Supplied material:
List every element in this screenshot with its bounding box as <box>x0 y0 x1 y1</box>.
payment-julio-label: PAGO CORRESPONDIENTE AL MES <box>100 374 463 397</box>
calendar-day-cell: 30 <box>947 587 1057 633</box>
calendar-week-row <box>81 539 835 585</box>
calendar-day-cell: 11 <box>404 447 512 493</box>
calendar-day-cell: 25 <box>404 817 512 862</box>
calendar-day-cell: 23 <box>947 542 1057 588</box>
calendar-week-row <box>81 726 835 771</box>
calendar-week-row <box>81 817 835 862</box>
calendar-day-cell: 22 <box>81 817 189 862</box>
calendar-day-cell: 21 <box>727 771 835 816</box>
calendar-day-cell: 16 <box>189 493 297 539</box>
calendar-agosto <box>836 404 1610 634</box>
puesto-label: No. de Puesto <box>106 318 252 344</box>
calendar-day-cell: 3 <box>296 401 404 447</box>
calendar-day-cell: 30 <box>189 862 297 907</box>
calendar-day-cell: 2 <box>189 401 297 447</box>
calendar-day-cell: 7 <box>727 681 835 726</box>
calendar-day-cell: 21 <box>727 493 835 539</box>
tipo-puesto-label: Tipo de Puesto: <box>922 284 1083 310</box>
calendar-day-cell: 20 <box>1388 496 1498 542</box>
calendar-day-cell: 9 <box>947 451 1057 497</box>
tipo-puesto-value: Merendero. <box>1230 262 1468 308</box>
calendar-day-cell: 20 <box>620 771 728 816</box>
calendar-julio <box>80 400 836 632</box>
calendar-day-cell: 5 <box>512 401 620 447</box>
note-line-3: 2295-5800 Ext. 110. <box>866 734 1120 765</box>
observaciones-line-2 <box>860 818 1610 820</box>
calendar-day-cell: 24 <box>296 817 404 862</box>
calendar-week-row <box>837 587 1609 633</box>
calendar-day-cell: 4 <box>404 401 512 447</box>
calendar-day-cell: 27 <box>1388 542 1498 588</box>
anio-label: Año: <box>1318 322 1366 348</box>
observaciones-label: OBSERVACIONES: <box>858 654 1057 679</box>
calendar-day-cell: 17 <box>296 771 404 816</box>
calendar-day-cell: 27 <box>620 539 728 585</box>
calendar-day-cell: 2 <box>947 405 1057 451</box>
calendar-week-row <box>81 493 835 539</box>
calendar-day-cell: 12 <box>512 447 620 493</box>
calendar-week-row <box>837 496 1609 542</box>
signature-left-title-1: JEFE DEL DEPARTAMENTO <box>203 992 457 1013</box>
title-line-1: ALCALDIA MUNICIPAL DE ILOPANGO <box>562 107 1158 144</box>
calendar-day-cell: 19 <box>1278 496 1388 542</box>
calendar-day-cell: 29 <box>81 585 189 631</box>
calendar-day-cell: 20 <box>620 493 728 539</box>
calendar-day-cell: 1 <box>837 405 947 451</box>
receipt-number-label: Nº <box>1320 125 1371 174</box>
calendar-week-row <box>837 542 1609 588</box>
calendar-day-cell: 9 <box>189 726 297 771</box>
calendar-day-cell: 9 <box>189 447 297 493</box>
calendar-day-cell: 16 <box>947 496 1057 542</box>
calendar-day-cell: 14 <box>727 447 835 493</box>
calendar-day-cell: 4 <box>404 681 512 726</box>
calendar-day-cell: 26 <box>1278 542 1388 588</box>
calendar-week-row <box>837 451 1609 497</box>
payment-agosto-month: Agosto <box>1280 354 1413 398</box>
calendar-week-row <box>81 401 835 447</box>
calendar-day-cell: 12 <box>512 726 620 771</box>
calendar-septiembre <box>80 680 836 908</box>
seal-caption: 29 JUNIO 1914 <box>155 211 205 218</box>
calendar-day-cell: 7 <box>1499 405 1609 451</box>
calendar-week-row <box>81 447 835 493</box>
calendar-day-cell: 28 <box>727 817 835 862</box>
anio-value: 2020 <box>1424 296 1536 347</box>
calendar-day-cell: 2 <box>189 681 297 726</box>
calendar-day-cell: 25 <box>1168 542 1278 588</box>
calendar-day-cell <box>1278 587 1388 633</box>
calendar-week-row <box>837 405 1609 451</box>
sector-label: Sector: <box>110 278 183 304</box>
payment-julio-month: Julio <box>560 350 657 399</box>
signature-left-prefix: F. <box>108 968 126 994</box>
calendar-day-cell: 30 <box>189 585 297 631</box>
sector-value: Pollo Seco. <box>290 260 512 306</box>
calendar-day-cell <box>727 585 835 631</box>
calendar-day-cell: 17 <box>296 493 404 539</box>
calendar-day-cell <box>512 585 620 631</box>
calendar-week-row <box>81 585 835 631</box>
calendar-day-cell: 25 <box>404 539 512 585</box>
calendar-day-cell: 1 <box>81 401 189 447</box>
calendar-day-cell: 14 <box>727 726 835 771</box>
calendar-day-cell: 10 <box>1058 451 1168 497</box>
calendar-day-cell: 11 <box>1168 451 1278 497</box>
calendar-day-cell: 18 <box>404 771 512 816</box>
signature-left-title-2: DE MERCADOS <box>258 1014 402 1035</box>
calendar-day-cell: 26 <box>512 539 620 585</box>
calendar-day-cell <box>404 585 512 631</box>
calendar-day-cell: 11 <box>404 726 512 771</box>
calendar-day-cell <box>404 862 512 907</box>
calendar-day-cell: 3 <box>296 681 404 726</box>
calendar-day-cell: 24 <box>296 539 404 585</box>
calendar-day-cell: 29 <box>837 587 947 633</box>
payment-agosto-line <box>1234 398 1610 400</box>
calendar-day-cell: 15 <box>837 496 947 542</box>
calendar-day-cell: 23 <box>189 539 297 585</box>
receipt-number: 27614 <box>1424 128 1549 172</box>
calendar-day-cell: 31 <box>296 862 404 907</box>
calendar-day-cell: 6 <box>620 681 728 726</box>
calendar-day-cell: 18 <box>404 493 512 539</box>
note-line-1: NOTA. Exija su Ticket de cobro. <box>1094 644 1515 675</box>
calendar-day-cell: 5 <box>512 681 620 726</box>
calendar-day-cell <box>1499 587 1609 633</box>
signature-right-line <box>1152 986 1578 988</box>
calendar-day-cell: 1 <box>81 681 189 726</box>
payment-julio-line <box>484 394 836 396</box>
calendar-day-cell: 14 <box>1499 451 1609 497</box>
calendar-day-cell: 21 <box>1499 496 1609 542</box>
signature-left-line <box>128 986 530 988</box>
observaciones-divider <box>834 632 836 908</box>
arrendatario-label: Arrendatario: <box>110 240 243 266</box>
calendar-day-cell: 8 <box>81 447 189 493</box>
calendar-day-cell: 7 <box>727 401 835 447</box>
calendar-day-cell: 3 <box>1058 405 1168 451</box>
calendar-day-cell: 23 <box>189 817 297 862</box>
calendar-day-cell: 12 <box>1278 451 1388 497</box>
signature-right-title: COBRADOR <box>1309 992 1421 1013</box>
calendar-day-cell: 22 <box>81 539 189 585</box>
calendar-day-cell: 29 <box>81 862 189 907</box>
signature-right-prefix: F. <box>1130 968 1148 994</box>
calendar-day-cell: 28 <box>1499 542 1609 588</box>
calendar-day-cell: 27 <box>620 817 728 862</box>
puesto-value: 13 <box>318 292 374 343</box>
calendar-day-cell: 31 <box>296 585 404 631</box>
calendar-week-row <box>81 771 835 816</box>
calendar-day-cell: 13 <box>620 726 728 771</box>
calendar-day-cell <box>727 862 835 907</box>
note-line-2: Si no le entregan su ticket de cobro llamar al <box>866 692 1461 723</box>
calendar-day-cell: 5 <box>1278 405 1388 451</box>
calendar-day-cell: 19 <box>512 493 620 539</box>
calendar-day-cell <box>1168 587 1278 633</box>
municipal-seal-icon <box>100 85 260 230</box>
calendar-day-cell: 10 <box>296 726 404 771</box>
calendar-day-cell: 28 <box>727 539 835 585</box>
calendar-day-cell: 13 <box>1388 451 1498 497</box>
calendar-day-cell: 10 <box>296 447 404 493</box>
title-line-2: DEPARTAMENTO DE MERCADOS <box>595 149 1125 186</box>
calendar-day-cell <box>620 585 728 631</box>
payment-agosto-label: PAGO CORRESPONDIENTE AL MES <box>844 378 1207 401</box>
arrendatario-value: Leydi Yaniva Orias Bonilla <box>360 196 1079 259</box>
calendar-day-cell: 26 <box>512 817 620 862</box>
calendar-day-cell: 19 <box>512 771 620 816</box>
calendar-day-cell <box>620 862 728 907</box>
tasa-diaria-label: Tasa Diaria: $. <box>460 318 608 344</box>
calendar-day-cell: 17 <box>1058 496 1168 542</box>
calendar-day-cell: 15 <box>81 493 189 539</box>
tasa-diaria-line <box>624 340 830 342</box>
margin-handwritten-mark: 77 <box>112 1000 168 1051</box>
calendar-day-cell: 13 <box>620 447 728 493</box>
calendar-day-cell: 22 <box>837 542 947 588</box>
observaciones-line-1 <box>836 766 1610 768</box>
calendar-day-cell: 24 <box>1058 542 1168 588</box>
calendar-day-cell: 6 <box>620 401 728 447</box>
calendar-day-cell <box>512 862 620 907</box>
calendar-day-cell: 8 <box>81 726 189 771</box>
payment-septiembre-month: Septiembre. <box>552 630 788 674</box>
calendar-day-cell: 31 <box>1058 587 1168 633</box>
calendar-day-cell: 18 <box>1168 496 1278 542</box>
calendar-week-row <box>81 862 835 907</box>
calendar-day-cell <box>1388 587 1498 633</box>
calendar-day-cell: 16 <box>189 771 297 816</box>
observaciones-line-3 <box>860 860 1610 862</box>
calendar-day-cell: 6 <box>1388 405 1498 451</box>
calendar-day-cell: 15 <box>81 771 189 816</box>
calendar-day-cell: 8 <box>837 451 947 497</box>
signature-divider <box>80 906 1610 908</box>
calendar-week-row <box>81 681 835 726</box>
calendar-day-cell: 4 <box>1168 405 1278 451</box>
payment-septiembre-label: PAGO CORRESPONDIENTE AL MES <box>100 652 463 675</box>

Work to do:
Begin at the first line of the listing and stop after the line that has "calendar-day-cell: 19 <box>1278". Give those lines again with "calendar-week-row" changed to "week-row" and everything else left the same.

Result below:
List every element in this screenshot with its bounding box as <box>x0 y0 x1 y1</box>.
payment-julio-label: PAGO CORRESPONDIENTE AL MES <box>100 374 463 397</box>
calendar-day-cell: 30 <box>947 587 1057 633</box>
week-row <box>81 539 835 585</box>
calendar-day-cell: 11 <box>404 447 512 493</box>
calendar-day-cell: 25 <box>404 817 512 862</box>
calendar-day-cell: 23 <box>947 542 1057 588</box>
week-row <box>81 726 835 771</box>
week-row <box>81 817 835 862</box>
calendar-day-cell: 22 <box>81 817 189 862</box>
calendar-day-cell: 21 <box>727 771 835 816</box>
calendar-day-cell: 16 <box>189 493 297 539</box>
calendar-agosto <box>836 404 1610 634</box>
puesto-label: No. de Puesto <box>106 318 252 344</box>
calendar-day-cell: 3 <box>296 401 404 447</box>
calendar-day-cell: 30 <box>189 862 297 907</box>
calendar-day-cell: 2 <box>189 401 297 447</box>
calendar-day-cell: 7 <box>727 681 835 726</box>
calendar-day-cell: 21 <box>727 493 835 539</box>
tipo-puesto-label: Tipo de Puesto: <box>922 284 1083 310</box>
calendar-day-cell: 20 <box>1388 496 1498 542</box>
calendar-day-cell: 9 <box>947 451 1057 497</box>
tipo-puesto-value: Merendero. <box>1230 262 1468 308</box>
calendar-day-cell: 20 <box>620 771 728 816</box>
calendar-julio <box>80 400 836 632</box>
calendar-day-cell: 5 <box>512 401 620 447</box>
note-line-3: 2295-5800 Ext. 110. <box>866 734 1120 765</box>
observaciones-line-2 <box>860 818 1610 820</box>
calendar-day-cell: 24 <box>296 817 404 862</box>
week-row <box>837 587 1609 633</box>
calendar-day-cell: 4 <box>404 401 512 447</box>
calendar-day-cell: 27 <box>1388 542 1498 588</box>
anio-label: Año: <box>1318 322 1366 348</box>
observaciones-label: OBSERVACIONES: <box>858 654 1057 679</box>
calendar-day-cell: 17 <box>296 771 404 816</box>
calendar-day-cell: 27 <box>620 539 728 585</box>
calendar-day-cell: 2 <box>947 405 1057 451</box>
week-row <box>81 493 835 539</box>
calendar-day-cell: 12 <box>512 447 620 493</box>
week-row <box>837 496 1609 542</box>
signature-left-title-1: JEFE DEL DEPARTAMENTO <box>203 992 457 1013</box>
title-line-1: ALCALDIA MUNICIPAL DE ILOPANGO <box>562 107 1158 144</box>
calendar-day-cell: 19 <box>1278 496 1388 542</box>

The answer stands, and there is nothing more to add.